→ RECORDS PROVIDED
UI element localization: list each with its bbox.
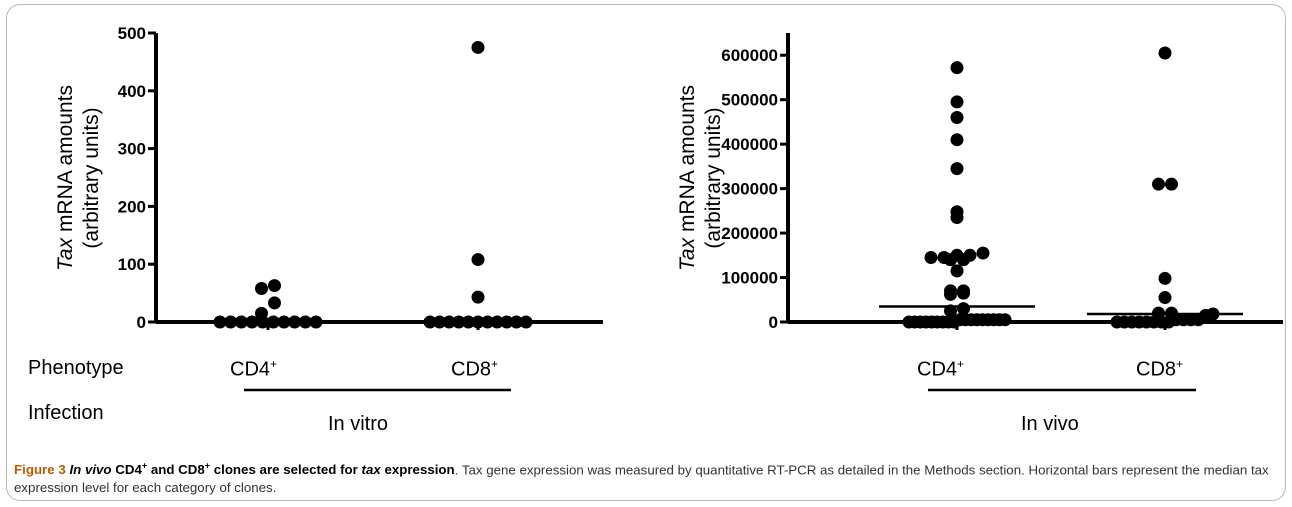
phenotype-cd8-in-vitro: CD8+ [451, 357, 498, 382]
y-axis-label-left-line1: Tax mRNA amounts [54, 85, 77, 271]
group-label-in-vivo: In vivo [1021, 413, 1079, 435]
data-point [224, 315, 238, 329]
phenotype-cd4-in-vitro-sup: + [270, 357, 278, 371]
y-tick-label: 400 [118, 82, 146, 101]
group-label-in-vitro: In vitro [328, 413, 389, 435]
data-point [950, 110, 964, 124]
data-point [1158, 271, 1172, 285]
y-axis-label-right-rest: mRNA amounts [676, 85, 699, 238]
caption-title-italic: In vivo [69, 462, 112, 478]
data-point [256, 315, 270, 329]
data-point [950, 61, 964, 75]
caption-title-part4: expression [380, 462, 455, 478]
caption-body: . Tax gene expression was measured by qu… [14, 462, 1269, 496]
data-point [471, 253, 485, 267]
y-tick-label: 500000 [721, 91, 778, 110]
y-axis-label-left-rest: mRNA amounts [54, 85, 77, 238]
y-tick-label: 400000 [721, 135, 778, 154]
data-point [213, 315, 227, 329]
data-point [519, 315, 533, 329]
data-point [255, 281, 268, 295]
data-point [1158, 46, 1172, 60]
y-axis-label-right-line1: Tax mRNA amounts [676, 85, 699, 271]
infection-row-label: Infection [28, 402, 104, 424]
data-point [245, 315, 259, 329]
y-tick-label: 100000 [721, 269, 778, 288]
data-point [268, 279, 281, 293]
data-point [452, 315, 466, 329]
data-point [944, 287, 957, 301]
figure-charts: Tax mRNA amounts (arbitrary units) 0 100 2… [54, 24, 1283, 392]
phenotype-cd8-in-vitro-base: CD8 [451, 358, 492, 381]
phenotype-cd4-in-vivo-sup: + [957, 357, 965, 371]
data-point [950, 211, 964, 225]
figure-frame [6, 4, 1286, 501]
data-point [288, 315, 302, 329]
y-tick-label: 300 [118, 140, 146, 159]
data-point [1158, 291, 1172, 305]
y-tick-label: 0 [769, 313, 778, 332]
data-point [950, 162, 964, 176]
data-point [423, 315, 437, 329]
data-point [268, 296, 281, 310]
y-tick-label: 200 [118, 197, 146, 216]
caption-title-italic2: tax [361, 462, 381, 478]
y-axis-label-left-italic: Tax [54, 236, 77, 271]
caption-sup-1: + [141, 461, 148, 471]
phenotype-cd8-in-vivo: CD8+ [1136, 357, 1183, 382]
data-point [309, 315, 323, 329]
data-point [234, 315, 248, 329]
data-point [471, 315, 485, 329]
data-point [1152, 177, 1165, 191]
phenotype-cd4-in-vitro-base: CD4 [230, 358, 271, 381]
y-axis-label-right-line2: (arbitrary units) [702, 107, 725, 248]
y-tick-label: 300000 [721, 180, 778, 199]
data-point [950, 95, 964, 109]
data-point [957, 302, 970, 316]
data-point [442, 315, 456, 329]
data-point [957, 286, 970, 300]
data-point [481, 315, 495, 329]
data-point [490, 315, 504, 329]
y-axis-label-left-line2: (arbitrary units) [80, 107, 103, 248]
y-tick-label: 500 [118, 24, 146, 43]
y-tick-label: 0 [137, 313, 146, 332]
data-point [944, 253, 957, 267]
data-point [924, 251, 938, 265]
data-point [266, 315, 280, 329]
phenotype-cd4-in-vitro: CD4+ [230, 357, 277, 382]
data-point [471, 40, 485, 54]
figure-caption: Figure 3 In vivo CD4+ and CD8+ clones ar… [14, 457, 1279, 497]
phenotype-cd8-in-vitro-sup: + [491, 357, 499, 371]
phenotype-cd4-in-vivo: CD4+ [917, 357, 964, 382]
caption-title-part1: CD4 [111, 462, 142, 478]
data-point [957, 253, 970, 267]
phenotype-cd8-in-vivo-sup: + [1176, 357, 1184, 371]
data-point [950, 264, 964, 278]
caption-title-part2: and CD8 [147, 462, 205, 478]
data-point [1165, 177, 1178, 191]
y-tick-label: 600000 [721, 46, 778, 65]
data-point [509, 315, 523, 329]
phenotype-cd4-in-vivo-base: CD4 [917, 358, 958, 381]
y-tick-label: 100 [118, 255, 146, 274]
data-point [461, 315, 475, 329]
data-point [471, 290, 485, 304]
data-point [298, 315, 312, 329]
data-point [433, 315, 447, 329]
data-point [976, 246, 990, 260]
caption-sup-2: + [204, 461, 211, 471]
caption-title-part3: clones are selected for [210, 462, 362, 478]
y-tick-label: 200000 [721, 224, 778, 243]
phenotype-row-label: Phenotype [28, 357, 124, 379]
chart-in-vivo: Tax mRNA amounts (arbitrary units) 0 1000… [676, 33, 1283, 332]
data-point [277, 315, 291, 329]
y-axis-label-right-italic: Tax [676, 236, 699, 271]
data-point [998, 313, 1012, 327]
chart-in-vitro: Tax mRNA amounts (arbitrary units) 0 100 2… [54, 24, 603, 332]
caption-fig-label: Figure 3 [14, 462, 66, 478]
phenotype-cd8-in-vivo-base: CD8 [1136, 358, 1177, 381]
data-point [500, 315, 514, 329]
data-point [950, 133, 964, 147]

→ TASK OBJECTIVE
Give the number of lines in the listing that hold the string "right", and supply nothing further.

→ WRITTEN RESPONSE
4